### Exercise instructions
The records that follow should be retyped word for word.

(Records from a dataset)

----

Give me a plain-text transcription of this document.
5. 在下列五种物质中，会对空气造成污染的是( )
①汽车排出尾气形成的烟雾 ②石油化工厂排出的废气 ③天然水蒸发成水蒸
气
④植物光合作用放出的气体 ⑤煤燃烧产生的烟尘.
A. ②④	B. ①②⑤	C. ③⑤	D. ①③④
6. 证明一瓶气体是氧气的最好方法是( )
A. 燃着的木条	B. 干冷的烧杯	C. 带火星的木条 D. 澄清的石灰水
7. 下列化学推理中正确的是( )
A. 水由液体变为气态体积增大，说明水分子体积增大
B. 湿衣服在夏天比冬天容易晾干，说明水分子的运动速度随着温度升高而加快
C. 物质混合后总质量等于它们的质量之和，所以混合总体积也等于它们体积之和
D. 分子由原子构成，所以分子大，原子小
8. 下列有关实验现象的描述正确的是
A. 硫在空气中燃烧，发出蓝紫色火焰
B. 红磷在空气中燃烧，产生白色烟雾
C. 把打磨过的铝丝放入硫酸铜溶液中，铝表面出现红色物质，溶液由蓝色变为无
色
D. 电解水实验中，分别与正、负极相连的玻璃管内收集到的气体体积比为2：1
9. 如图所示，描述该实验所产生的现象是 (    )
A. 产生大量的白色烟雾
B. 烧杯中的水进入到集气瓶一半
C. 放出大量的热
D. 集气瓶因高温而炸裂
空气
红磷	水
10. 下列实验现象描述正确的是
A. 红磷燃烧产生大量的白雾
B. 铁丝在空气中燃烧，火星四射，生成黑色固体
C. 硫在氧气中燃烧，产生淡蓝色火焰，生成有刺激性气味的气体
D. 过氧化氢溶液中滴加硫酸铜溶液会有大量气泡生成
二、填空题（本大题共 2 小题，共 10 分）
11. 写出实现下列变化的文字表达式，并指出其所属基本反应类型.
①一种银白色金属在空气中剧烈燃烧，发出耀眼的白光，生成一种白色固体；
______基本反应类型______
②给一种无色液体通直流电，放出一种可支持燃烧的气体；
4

----

### Full solution
Give me a plain-text transcription of this document.
5. 在下列五种物质中，会对空气造成污染的是( )
①汽车排出尾气形成的烟雾 ②石油化工厂排出的废气 ③天然水蒸发成水蒸
气
④植物光合作用放出的气体 ⑤煤燃烧产生的烟尘.
A. ②④	B. ①②⑤	C. ③⑤	D. ①③④
6. 证明一瓶气体是氧气的最好方法是( )
A. 燃着的木条	B. 干冷的烧杯	C. 带火星的木条 D. 澄清的石灰水
7. 下列化学推理中正确的是( )
A. 水由液体变为气态体积增大，说明水分子体积增大
B. 湿衣服在夏天比冬天容易晾干，说明水分子的运动速度随着温度升高而加快
C. 物质混合后总质量等于它们的质量之和，所以混合总体积也等于它们体积之和
D. 分子由原子构成，所以分子大，原子小
8. 下列有关实验现象的描述正确的是
A. 硫在空气中燃烧，发出蓝紫色火焰
B. 红磷在空气中燃烧，产生白色烟雾
C. 把打磨过的铝丝放入硫酸铜溶液中，铝表面出现红色物质，溶液由蓝色变为无
色
D. 电解水实验中，分别与正、负极相连的玻璃管内收集到的气体体积比为2：1
9. 如图所示，描述该实验所产生的现象是 (    )
A. 产生大量的白色烟雾
B. 烧杯中的水进入到集气瓶一半
C. 放出大量的热
D. 集气瓶因高温而炸裂
空气
红磷	水
10. 下列实验现象描述正确的是
A. 红磷燃烧产生大量的白雾
B. 铁丝在空气中燃烧，火星四射，生成黑色固体
C. 硫在氧气中燃烧，产生淡蓝色火焰，生成有刺激性气味的气体
D. 过氧化氢溶液中滴加硫酸铜溶液会有大量气泡生成
二、填空题（本大题共 2 小题，共 10 分）
11. 写出实现下列变化的文字表达式，并指出其所属基本反应类型.
①一种银白色金属在空气中剧烈燃烧，发出耀眼的白光，生成一种白色固体；
______基本反应类型______
②给一种无色液体通直流电，放出一种可支持燃烧的气体；
4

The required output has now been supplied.